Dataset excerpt
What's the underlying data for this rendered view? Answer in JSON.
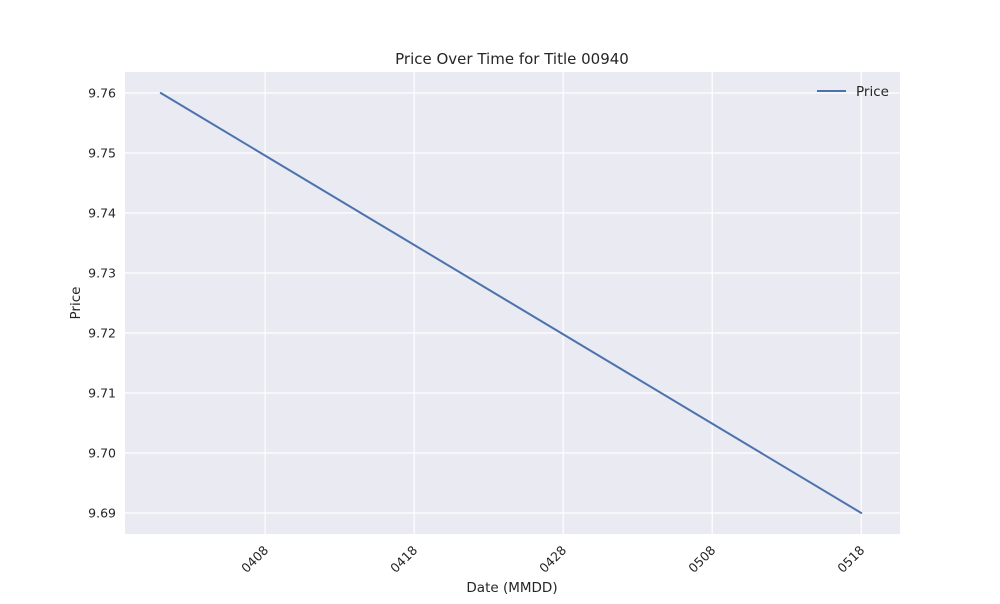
{
  "chart_data": {
    "type": "line",
    "title": "Price Over Time for Title 00940",
    "xlabel": "Date (MMDD)",
    "ylabel": "Price",
    "x_domain_days": [
      0,
      50
    ],
    "xlim": [
      -2.4,
      49.6
    ],
    "ylim": [
      9.6865,
      9.7635
    ],
    "x_ticks": [
      {
        "label": "0408",
        "day": 7
      },
      {
        "label": "0418",
        "day": 17
      },
      {
        "label": "0428",
        "day": 27
      },
      {
        "label": "0508",
        "day": 37
      },
      {
        "label": "0518",
        "day": 47
      }
    ],
    "y_ticks": [
      {
        "label": "9.69",
        "value": 9.69
      },
      {
        "label": "9.70",
        "value": 9.7
      },
      {
        "label": "9.71",
        "value": 9.71
      },
      {
        "label": "9.72",
        "value": 9.72
      },
      {
        "label": "9.73",
        "value": 9.73
      },
      {
        "label": "9.74",
        "value": 9.74
      },
      {
        "label": "9.75",
        "value": 9.75
      },
      {
        "label": "9.76",
        "value": 9.76
      }
    ],
    "series": [
      {
        "name": "Price",
        "color": "#4c72b0",
        "points": [
          {
            "label": "0401",
            "day": 0,
            "value": 9.76
          },
          {
            "label": "0518",
            "day": 47,
            "value": 9.69
          }
        ]
      }
    ],
    "legend": {
      "position": "top-right",
      "entries": [
        "Price"
      ]
    },
    "grid": true,
    "colors": {
      "background": "#eaeaf2",
      "grid": "#ffffff",
      "text": "#262626"
    }
  }
}
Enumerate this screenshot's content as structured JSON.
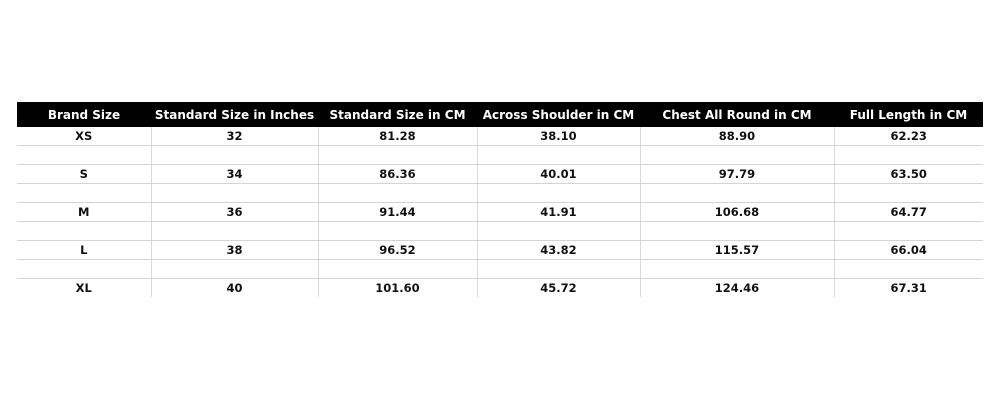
{
  "table": {
    "headers": [
      "Brand Size",
      "Standard Size in Inches",
      "Standard Size in CM",
      "Across Shoulder in CM",
      "Chest All Round in CM",
      "Full Length in CM"
    ],
    "rows": [
      [
        "XS",
        "32",
        "81.28",
        "38.10",
        "88.90",
        "62.23"
      ],
      [
        "S",
        "34",
        "86.36",
        "40.01",
        "97.79",
        "63.50"
      ],
      [
        "M",
        "36",
        "91.44",
        "41.91",
        "106.68",
        "64.77"
      ],
      [
        "L",
        "38",
        "96.52",
        "43.82",
        "115.57",
        "66.04"
      ],
      [
        "XL",
        "40",
        "101.60",
        "45.72",
        "124.46",
        "67.31"
      ]
    ],
    "header_bg": "#000000",
    "header_fg": "#ffffff"
  }
}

> **Exercise**
Transcribe every record above exactly as written, leaving out any pictures.

> **Exercise answer**
What's the underlying data for this rendered view? Answer in JSON.
{
  "chart_data": {
    "type": "line",
    "title": "Price Over Time for Title 00940",
    "xlabel": "Date (MMDD)",
    "ylabel": "Price",
    "x_domain_days": [
      0,
      50
    ],
    "xlim": [
      -2.4,
      49.6
    ],
    "ylim": [
      9.6865,
      9.7635
    ],
    "x_ticks": [
      {
        "label": "0408",
        "day": 7
      },
      {
        "label": "0418",
        "day": 17
      },
      {
        "label": "0428",
        "day": 27
      },
      {
        "label": "0508",
        "day": 37
      },
      {
        "label": "0518",
        "day": 47
      }
    ],
    "y_ticks": [
      {
        "label": "9.69",
        "value": 9.69
      },
      {
        "label": "9.70",
        "value": 9.7
      },
      {
        "label": "9.71",
        "value": 9.71
      },
      {
        "label": "9.72",
        "value": 9.72
      },
      {
        "label": "9.73",
        "value": 9.73
      },
      {
        "label": "9.74",
        "value": 9.74
      },
      {
        "label": "9.75",
        "value": 9.75
      },
      {
        "label": "9.76",
        "value": 9.76
      }
    ],
    "series": [
      {
        "name": "Price",
        "color": "#4c72b0",
        "points": [
          {
            "label": "0401",
            "day": 0,
            "value": 9.76
          },
          {
            "label": "0518",
            "day": 47,
            "value": 9.69
          }
        ]
      }
    ],
    "legend": {
      "position": "top-right",
      "entries": [
        "Price"
      ]
    },
    "grid": true,
    "colors": {
      "background": "#eaeaf2",
      "grid": "#ffffff",
      "text": "#262626"
    }
  }
}
Enumerate this screenshot's content as structured JSON.
{
  "table": {
    "headers": [
      "Brand Size",
      "Standard Size in Inches",
      "Standard Size in CM",
      "Across Shoulder in CM",
      "Chest All Round in CM",
      "Full Length in CM"
    ],
    "rows": [
      [
        "XS",
        "32",
        "81.28",
        "38.10",
        "88.90",
        "62.23"
      ],
      [
        "S",
        "34",
        "86.36",
        "40.01",
        "97.79",
        "63.50"
      ],
      [
        "M",
        "36",
        "91.44",
        "41.91",
        "106.68",
        "64.77"
      ],
      [
        "L",
        "38",
        "96.52",
        "43.82",
        "115.57",
        "66.04"
      ],
      [
        "XL",
        "40",
        "101.60",
        "45.72",
        "124.46",
        "67.31"
      ]
    ],
    "header_bg": "#000000",
    "header_fg": "#ffffff"
  }
}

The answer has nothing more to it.